◆ **Task**: Pull out every line from the listing that has the word "item".

* Begin Record excerpts *

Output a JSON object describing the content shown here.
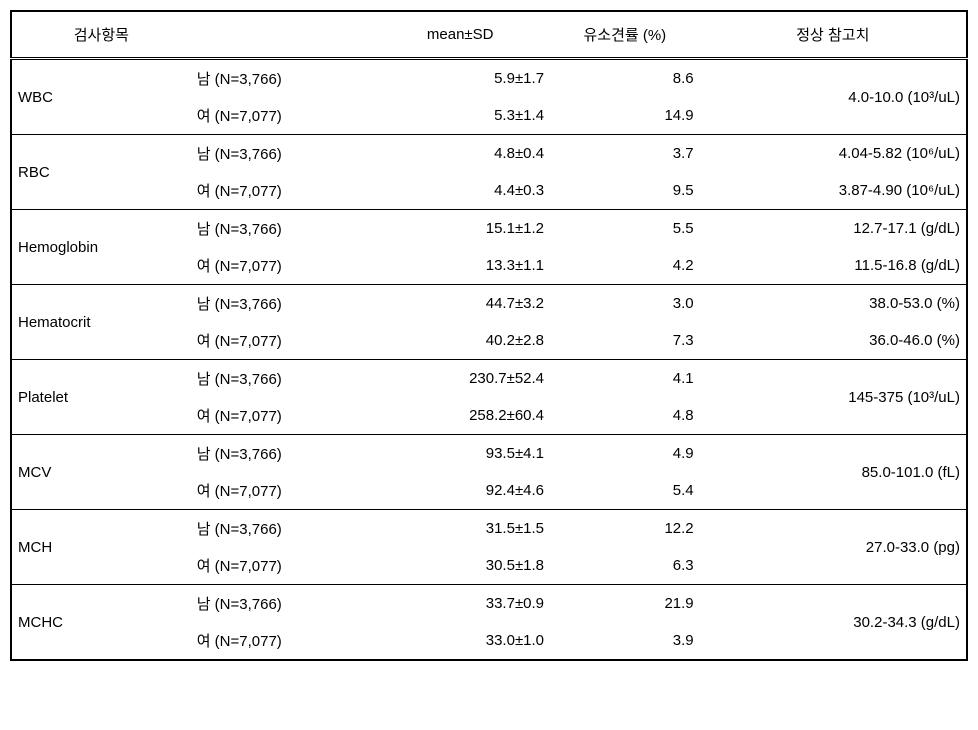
{
  "headers": {
    "item": "검사항목",
    "mean": "mean±SD",
    "ratio": "유소견률 (%)",
    "ref": "정상 참고치"
  },
  "sex": {
    "m": "남 (N=3,766)",
    "f": "여 (N=7,077)"
  },
  "rows": [
    {
      "item": "WBC",
      "m_mean": "5.9±1.7",
      "m_ratio": "8.6",
      "f_mean": "5.3±1.4",
      "f_ratio": "14.9",
      "ref_m": "4.0-10.0 (10³/uL)",
      "ref_f": null
    },
    {
      "item": "RBC",
      "m_mean": "4.8±0.4",
      "m_ratio": "3.7",
      "f_mean": "4.4±0.3",
      "f_ratio": "9.5",
      "ref_m": "4.04-5.82 (10⁶/uL)",
      "ref_f": "3.87-4.90 (10⁶/uL)"
    },
    {
      "item": "Hemoglobin",
      "m_mean": "15.1±1.2",
      "m_ratio": "5.5",
      "f_mean": "13.3±1.1",
      "f_ratio": "4.2",
      "ref_m": "12.7-17.1 (g/dL)",
      "ref_f": "11.5-16.8 (g/dL)"
    },
    {
      "item": "Hematocrit",
      "m_mean": "44.7±3.2",
      "m_ratio": "3.0",
      "f_mean": "40.2±2.8",
      "f_ratio": "7.3",
      "ref_m": "38.0-53.0 (%)",
      "ref_f": "36.0-46.0 (%)"
    },
    {
      "item": "Platelet",
      "m_mean": "230.7±52.4",
      "m_ratio": "4.1",
      "f_mean": "258.2±60.4",
      "f_ratio": "4.8",
      "ref_m": "145-375 (10³/uL)",
      "ref_f": null
    },
    {
      "item": "MCV",
      "m_mean": "93.5±4.1",
      "m_ratio": "4.9",
      "f_mean": "92.4±4.6",
      "f_ratio": "5.4",
      "ref_m": "85.0-101.0 (fL)",
      "ref_f": null
    },
    {
      "item": "MCH",
      "m_mean": "31.5±1.5",
      "m_ratio": "12.2",
      "f_mean": "30.5±1.8",
      "f_ratio": "6.3",
      "ref_m": "27.0-33.0 (pg)",
      "ref_f": null
    },
    {
      "item": "MCHC",
      "m_mean": "33.7±0.9",
      "m_ratio": "21.9",
      "f_mean": "33.0±1.0",
      "f_ratio": "3.9",
      "ref_m": "30.2-34.3 (g/dL)",
      "ref_f": null
    }
  ]
}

* End Record excerpts *

◆ **Response to this exercise**:
    "item": "검사항목",
      "item": "WBC",
      "item": "RBC",
      "item": "Hemoglobin",
      "item": "Hematocrit",
      "item": "Platelet",
      "item": "MCV",
      "item": "MCH",
      "item": "MCHC",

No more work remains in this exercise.